--- Entries provided ---
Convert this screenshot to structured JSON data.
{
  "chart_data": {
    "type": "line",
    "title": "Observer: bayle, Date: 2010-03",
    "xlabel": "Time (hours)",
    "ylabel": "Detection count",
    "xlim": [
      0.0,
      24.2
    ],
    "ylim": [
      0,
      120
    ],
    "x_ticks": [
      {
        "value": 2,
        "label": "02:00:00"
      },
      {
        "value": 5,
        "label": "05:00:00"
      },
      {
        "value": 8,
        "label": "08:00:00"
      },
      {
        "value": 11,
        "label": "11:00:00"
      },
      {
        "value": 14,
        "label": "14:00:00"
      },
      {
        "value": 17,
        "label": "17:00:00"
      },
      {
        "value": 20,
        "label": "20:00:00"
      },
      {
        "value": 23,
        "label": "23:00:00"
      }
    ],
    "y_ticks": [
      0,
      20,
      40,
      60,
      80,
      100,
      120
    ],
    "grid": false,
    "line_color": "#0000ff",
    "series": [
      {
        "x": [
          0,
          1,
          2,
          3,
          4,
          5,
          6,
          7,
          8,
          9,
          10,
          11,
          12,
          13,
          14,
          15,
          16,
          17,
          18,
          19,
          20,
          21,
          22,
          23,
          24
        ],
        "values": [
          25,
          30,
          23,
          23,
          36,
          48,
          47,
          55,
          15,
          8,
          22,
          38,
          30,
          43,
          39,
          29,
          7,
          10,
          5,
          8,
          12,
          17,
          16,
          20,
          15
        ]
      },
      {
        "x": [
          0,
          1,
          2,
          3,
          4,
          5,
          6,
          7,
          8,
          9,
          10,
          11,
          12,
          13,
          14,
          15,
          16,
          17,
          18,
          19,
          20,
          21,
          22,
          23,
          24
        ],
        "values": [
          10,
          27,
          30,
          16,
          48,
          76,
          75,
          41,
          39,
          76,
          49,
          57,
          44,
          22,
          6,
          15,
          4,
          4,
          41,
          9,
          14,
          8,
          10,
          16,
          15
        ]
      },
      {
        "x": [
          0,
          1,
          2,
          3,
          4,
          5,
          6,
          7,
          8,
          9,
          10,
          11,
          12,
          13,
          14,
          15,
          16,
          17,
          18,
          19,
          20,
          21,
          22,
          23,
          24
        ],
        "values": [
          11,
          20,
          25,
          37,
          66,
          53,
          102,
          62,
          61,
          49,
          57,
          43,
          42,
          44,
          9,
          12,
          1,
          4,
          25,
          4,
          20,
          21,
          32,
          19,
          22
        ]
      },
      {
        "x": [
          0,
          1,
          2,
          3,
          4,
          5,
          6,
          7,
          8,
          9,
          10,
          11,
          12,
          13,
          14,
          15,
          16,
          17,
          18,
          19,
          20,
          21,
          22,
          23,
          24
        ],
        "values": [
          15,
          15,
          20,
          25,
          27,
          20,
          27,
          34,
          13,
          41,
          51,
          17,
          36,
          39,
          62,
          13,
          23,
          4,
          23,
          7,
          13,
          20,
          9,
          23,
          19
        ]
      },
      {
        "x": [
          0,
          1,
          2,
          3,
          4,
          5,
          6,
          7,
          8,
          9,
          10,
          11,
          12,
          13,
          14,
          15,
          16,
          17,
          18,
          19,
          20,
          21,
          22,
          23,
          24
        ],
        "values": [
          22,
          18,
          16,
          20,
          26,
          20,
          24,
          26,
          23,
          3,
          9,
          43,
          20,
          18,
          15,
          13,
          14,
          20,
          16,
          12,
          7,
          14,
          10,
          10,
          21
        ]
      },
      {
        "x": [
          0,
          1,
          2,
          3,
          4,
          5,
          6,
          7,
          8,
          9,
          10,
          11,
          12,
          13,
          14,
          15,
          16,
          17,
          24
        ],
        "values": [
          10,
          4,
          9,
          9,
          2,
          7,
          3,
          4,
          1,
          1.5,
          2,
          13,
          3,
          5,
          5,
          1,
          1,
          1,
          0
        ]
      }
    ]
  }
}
---
◆ Exercise details
Exactly reproduce all of the entries.

◆ Response
Convert this screenshot to structured JSON data.
{
  "chart_data": {
    "type": "line",
    "title": "Observer: bayle, Date: 2010-03",
    "xlabel": "Time (hours)",
    "ylabel": "Detection count",
    "xlim": [
      0.0,
      24.2
    ],
    "ylim": [
      0,
      120
    ],
    "x_ticks": [
      {
        "value": 2,
        "label": "02:00:00"
      },
      {
        "value": 5,
        "label": "05:00:00"
      },
      {
        "value": 8,
        "label": "08:00:00"
      },
      {
        "value": 11,
        "label": "11:00:00"
      },
      {
        "value": 14,
        "label": "14:00:00"
      },
      {
        "value": 17,
        "label": "17:00:00"
      },
      {
        "value": 20,
        "label": "20:00:00"
      },
      {
        "value": 23,
        "label": "23:00:00"
      }
    ],
    "y_ticks": [
      0,
      20,
      40,
      60,
      80,
      100,
      120
    ],
    "grid": false,
    "line_color": "#0000ff",
    "series": [
      {
        "x": [
          0,
          1,
          2,
          3,
          4,
          5,
          6,
          7,
          8,
          9,
          10,
          11,
          12,
          13,
          14,
          15,
          16,
          17,
          18,
          19,
          20,
          21,
          22,
          23,
          24
        ],
        "values": [
          25,
          30,
          23,
          23,
          36,
          48,
          47,
          55,
          15,
          8,
          22,
          38,
          30,
          43,
          39,
          29,
          7,
          10,
          5,
          8,
          12,
          17,
          16,
          20,
          15
        ]
      },
      {
        "x": [
          0,
          1,
          2,
          3,
          4,
          5,
          6,
          7,
          8,
          9,
          10,
          11,
          12,
          13,
          14,
          15,
          16,
          17,
          18,
          19,
          20,
          21,
          22,
          23,
          24
        ],
        "values": [
          10,
          27,
          30,
          16,
          48,
          76,
          75,
          41,
          39,
          76,
          49,
          57,
          44,
          22,
          6,
          15,
          4,
          4,
          41,
          9,
          14,
          8,
          10,
          16,
          15
        ]
      },
      {
        "x": [
          0,
          1,
          2,
          3,
          4,
          5,
          6,
          7,
          8,
          9,
          10,
          11,
          12,
          13,
          14,
          15,
          16,
          17,
          18,
          19,
          20,
          21,
          22,
          23,
          24
        ],
        "values": [
          11,
          20,
          25,
          37,
          66,
          53,
          102,
          62,
          61,
          49,
          57,
          43,
          42,
          44,
          9,
          12,
          1,
          4,
          25,
          4,
          20,
          21,
          32,
          19,
          22
        ]
      },
      {
        "x": [
          0,
          1,
          2,
          3,
          4,
          5,
          6,
          7,
          8,
          9,
          10,
          11,
          12,
          13,
          14,
          15,
          16,
          17,
          18,
          19,
          20,
          21,
          22,
          23,
          24
        ],
        "values": [
          15,
          15,
          20,
          25,
          27,
          20,
          27,
          34,
          13,
          41,
          51,
          17,
          36,
          39,
          62,
          13,
          23,
          4,
          23,
          7,
          13,
          20,
          9,
          23,
          19
        ]
      },
      {
        "x": [
          0,
          1,
          2,
          3,
          4,
          5,
          6,
          7,
          8,
          9,
          10,
          11,
          12,
          13,
          14,
          15,
          16,
          17,
          18,
          19,
          20,
          21,
          22,
          23,
          24
        ],
        "values": [
          22,
          18,
          16,
          20,
          26,
          20,
          24,
          26,
          23,
          3,
          9,
          43,
          20,
          18,
          15,
          13,
          14,
          20,
          16,
          12,
          7,
          14,
          10,
          10,
          21
        ]
      },
      {
        "x": [
          0,
          1,
          2,
          3,
          4,
          5,
          6,
          7,
          8,
          9,
          10,
          11,
          12,
          13,
          14,
          15,
          16,
          17,
          24
        ],
        "values": [
          10,
          4,
          9,
          9,
          2,
          7,
          3,
          4,
          1,
          1.5,
          2,
          13,
          3,
          5,
          5,
          1,
          1,
          1,
          0
        ]
      }
    ]
  }
}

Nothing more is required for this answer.